- [Entries]
"""

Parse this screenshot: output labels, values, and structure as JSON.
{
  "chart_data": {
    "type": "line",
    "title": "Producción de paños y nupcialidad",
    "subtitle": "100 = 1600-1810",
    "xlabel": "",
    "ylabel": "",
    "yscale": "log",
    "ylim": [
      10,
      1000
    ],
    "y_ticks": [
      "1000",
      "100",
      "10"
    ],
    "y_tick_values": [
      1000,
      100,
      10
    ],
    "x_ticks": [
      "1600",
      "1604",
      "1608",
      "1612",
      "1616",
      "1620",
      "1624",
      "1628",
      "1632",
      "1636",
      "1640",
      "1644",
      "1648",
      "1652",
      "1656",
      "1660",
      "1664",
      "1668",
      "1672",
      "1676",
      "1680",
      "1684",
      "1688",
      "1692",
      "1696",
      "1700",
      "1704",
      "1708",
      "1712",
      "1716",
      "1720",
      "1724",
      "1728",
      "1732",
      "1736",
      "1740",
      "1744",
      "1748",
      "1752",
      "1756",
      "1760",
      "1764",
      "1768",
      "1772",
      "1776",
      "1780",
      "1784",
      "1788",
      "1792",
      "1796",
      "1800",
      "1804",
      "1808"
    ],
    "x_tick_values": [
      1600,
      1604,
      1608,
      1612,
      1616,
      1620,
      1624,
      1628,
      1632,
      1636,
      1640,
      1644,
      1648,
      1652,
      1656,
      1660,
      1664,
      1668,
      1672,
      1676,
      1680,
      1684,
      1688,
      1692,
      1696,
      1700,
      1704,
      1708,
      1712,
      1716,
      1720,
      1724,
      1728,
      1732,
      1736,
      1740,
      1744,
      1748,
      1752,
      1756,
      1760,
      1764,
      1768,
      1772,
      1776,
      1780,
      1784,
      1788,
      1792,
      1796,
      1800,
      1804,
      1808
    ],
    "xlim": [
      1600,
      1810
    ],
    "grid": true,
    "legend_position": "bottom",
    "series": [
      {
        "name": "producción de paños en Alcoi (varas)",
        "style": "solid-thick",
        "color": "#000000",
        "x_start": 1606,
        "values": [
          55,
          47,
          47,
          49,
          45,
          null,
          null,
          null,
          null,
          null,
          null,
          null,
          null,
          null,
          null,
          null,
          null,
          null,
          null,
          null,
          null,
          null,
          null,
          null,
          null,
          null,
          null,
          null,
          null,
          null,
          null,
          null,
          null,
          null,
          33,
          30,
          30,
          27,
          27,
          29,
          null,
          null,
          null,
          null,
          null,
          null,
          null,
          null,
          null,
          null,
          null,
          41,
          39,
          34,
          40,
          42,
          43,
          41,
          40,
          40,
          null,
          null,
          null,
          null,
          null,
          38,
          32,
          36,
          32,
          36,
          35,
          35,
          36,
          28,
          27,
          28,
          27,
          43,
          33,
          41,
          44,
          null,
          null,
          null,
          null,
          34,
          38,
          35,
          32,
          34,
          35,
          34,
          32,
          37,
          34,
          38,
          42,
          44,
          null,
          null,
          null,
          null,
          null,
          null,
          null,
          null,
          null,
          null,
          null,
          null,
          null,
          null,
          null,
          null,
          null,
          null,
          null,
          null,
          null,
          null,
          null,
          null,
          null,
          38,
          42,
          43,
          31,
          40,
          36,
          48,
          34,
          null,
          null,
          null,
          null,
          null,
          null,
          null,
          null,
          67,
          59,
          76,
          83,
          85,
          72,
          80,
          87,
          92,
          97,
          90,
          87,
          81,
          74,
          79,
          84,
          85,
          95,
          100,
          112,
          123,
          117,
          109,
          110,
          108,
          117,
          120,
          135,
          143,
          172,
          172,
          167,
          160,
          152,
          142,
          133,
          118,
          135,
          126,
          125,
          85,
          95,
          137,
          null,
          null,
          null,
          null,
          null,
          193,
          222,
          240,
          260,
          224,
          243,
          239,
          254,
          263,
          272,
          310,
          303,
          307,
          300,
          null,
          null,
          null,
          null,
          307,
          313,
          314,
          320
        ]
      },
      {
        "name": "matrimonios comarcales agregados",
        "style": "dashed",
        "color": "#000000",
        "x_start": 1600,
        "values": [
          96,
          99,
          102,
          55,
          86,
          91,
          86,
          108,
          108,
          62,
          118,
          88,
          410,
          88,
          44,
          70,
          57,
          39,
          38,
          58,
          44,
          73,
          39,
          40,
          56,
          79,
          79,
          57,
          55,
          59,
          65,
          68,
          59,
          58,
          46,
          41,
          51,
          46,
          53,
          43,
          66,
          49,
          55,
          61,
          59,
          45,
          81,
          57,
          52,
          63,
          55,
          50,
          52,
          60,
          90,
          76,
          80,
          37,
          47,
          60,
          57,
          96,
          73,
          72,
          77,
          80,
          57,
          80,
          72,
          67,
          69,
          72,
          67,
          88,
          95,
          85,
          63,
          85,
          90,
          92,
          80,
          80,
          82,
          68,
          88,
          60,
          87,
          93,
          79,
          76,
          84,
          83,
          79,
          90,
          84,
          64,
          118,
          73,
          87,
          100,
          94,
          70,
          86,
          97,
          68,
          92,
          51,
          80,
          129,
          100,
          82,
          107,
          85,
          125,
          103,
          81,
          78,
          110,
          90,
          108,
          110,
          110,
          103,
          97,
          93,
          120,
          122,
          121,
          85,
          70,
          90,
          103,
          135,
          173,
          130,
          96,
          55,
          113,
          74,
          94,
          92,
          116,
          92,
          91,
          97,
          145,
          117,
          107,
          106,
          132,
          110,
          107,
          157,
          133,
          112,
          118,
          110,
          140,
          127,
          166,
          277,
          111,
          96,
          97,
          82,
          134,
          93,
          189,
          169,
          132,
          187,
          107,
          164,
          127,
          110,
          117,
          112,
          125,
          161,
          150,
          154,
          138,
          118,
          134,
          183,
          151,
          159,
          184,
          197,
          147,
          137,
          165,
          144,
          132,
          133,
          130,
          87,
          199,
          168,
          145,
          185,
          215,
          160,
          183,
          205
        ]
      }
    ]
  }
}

"""

- [Your task] Each line above is to be repeated exactly.

- [Exercise answer]
Parse this screenshot: output labels, values, and structure as JSON.
{
  "chart_data": {
    "type": "line",
    "title": "Producción de paños y nupcialidad",
    "subtitle": "100 = 1600-1810",
    "xlabel": "",
    "ylabel": "",
    "yscale": "log",
    "ylim": [
      10,
      1000
    ],
    "y_ticks": [
      "1000",
      "100",
      "10"
    ],
    "y_tick_values": [
      1000,
      100,
      10
    ],
    "x_ticks": [
      "1600",
      "1604",
      "1608",
      "1612",
      "1616",
      "1620",
      "1624",
      "1628",
      "1632",
      "1636",
      "1640",
      "1644",
      "1648",
      "1652",
      "1656",
      "1660",
      "1664",
      "1668",
      "1672",
      "1676",
      "1680",
      "1684",
      "1688",
      "1692",
      "1696",
      "1700",
      "1704",
      "1708",
      "1712",
      "1716",
      "1720",
      "1724",
      "1728",
      "1732",
      "1736",
      "1740",
      "1744",
      "1748",
      "1752",
      "1756",
      "1760",
      "1764",
      "1768",
      "1772",
      "1776",
      "1780",
      "1784",
      "1788",
      "1792",
      "1796",
      "1800",
      "1804",
      "1808"
    ],
    "x_tick_values": [
      1600,
      1604,
      1608,
      1612,
      1616,
      1620,
      1624,
      1628,
      1632,
      1636,
      1640,
      1644,
      1648,
      1652,
      1656,
      1660,
      1664,
      1668,
      1672,
      1676,
      1680,
      1684,
      1688,
      1692,
      1696,
      1700,
      1704,
      1708,
      1712,
      1716,
      1720,
      1724,
      1728,
      1732,
      1736,
      1740,
      1744,
      1748,
      1752,
      1756,
      1760,
      1764,
      1768,
      1772,
      1776,
      1780,
      1784,
      1788,
      1792,
      1796,
      1800,
      1804,
      1808
    ],
    "xlim": [
      1600,
      1810
    ],
    "grid": true,
    "legend_position": "bottom",
    "series": [
      {
        "name": "producción de paños en Alcoi (varas)",
        "style": "solid-thick",
        "color": "#000000",
        "x_start": 1606,
        "values": [
          55,
          47,
          47,
          49,
          45,
          null,
          null,
          null,
          null,
          null,
          null,
          null,
          null,
          null,
          null,
          null,
          null,
          null,
          null,
          null,
          null,
          null,
          null,
          null,
          null,
          null,
          null,
          null,
          null,
          null,
          null,
          null,
          null,
          null,
          33,
          30,
          30,
          27,
          27,
          29,
          null,
          null,
          null,
          null,
          null,
          null,
          null,
          null,
          null,
          null,
          null,
          41,
          39,
          34,
          40,
          42,
          43,
          41,
          40,
          40,
          null,
          null,
          null,
          null,
          null,
          38,
          32,
          36,
          32,
          36,
          35,
          35,
          36,
          28,
          27,
          28,
          27,
          43,
          33,
          41,
          44,
          null,
          null,
          null,
          null,
          34,
          38,
          35,
          32,
          34,
          35,
          34,
          32,
          37,
          34,
          38,
          42,
          44,
          null,
          null,
          null,
          null,
          null,
          null,
          null,
          null,
          null,
          null,
          null,
          null,
          null,
          null,
          null,
          null,
          null,
          null,
          null,
          null,
          null,
          null,
          null,
          null,
          null,
          38,
          42,
          43,
          31,
          40,
          36,
          48,
          34,
          null,
          null,
          null,
          null,
          null,
          null,
          null,
          null,
          67,
          59,
          76,
          83,
          85,
          72,
          80,
          87,
          92,
          97,
          90,
          87,
          81,
          74,
          79,
          84,
          85,
          95,
          100,
          112,
          123,
          117,
          109,
          110,
          108,
          117,
          120,
          135,
          143,
          172,
          172,
          167,
          160,
          152,
          142,
          133,
          118,
          135,
          126,
          125,
          85,
          95,
          137,
          null,
          null,
          null,
          null,
          null,
          193,
          222,
          240,
          260,
          224,
          243,
          239,
          254,
          263,
          272,
          310,
          303,
          307,
          300,
          null,
          null,
          null,
          null,
          307,
          313,
          314,
          320
        ]
      },
      {
        "name": "matrimonios comarcales agregados",
        "style": "dashed",
        "color": "#000000",
        "x_start": 1600,
        "values": [
          96,
          99,
          102,
          55,
          86,
          91,
          86,
          108,
          108,
          62,
          118,
          88,
          410,
          88,
          44,
          70,
          57,
          39,
          38,
          58,
          44,
          73,
          39,
          40,
          56,
          79,
          79,
          57,
          55,
          59,
          65,
          68,
          59,
          58,
          46,
          41,
          51,
          46,
          53,
          43,
          66,
          49,
          55,
          61,
          59,
          45,
          81,
          57,
          52,
          63,
          55,
          50,
          52,
          60,
          90,
          76,
          80,
          37,
          47,
          60,
          57,
          96,
          73,
          72,
          77,
          80,
          57,
          80,
          72,
          67,
          69,
          72,
          67,
          88,
          95,
          85,
          63,
          85,
          90,
          92,
          80,
          80,
          82,
          68,
          88,
          60,
          87,
          93,
          79,
          76,
          84,
          83,
          79,
          90,
          84,
          64,
          118,
          73,
          87,
          100,
          94,
          70,
          86,
          97,
          68,
          92,
          51,
          80,
          129,
          100,
          82,
          107,
          85,
          125,
          103,
          81,
          78,
          110,
          90,
          108,
          110,
          110,
          103,
          97,
          93,
          120,
          122,
          121,
          85,
          70,
          90,
          103,
          135,
          173,
          130,
          96,
          55,
          113,
          74,
          94,
          92,
          116,
          92,
          91,
          97,
          145,
          117,
          107,
          106,
          132,
          110,
          107,
          157,
          133,
          112,
          118,
          110,
          140,
          127,
          166,
          277,
          111,
          96,
          97,
          82,
          134,
          93,
          189,
          169,
          132,
          187,
          107,
          164,
          127,
          110,
          117,
          112,
          125,
          161,
          150,
          154,
          138,
          118,
          134,
          183,
          151,
          159,
          184,
          197,
          147,
          137,
          165,
          144,
          132,
          133,
          130,
          87,
          199,
          168,
          145,
          185,
          215,
          160,
          183,
          205
        ]
      }
    ]
  }
}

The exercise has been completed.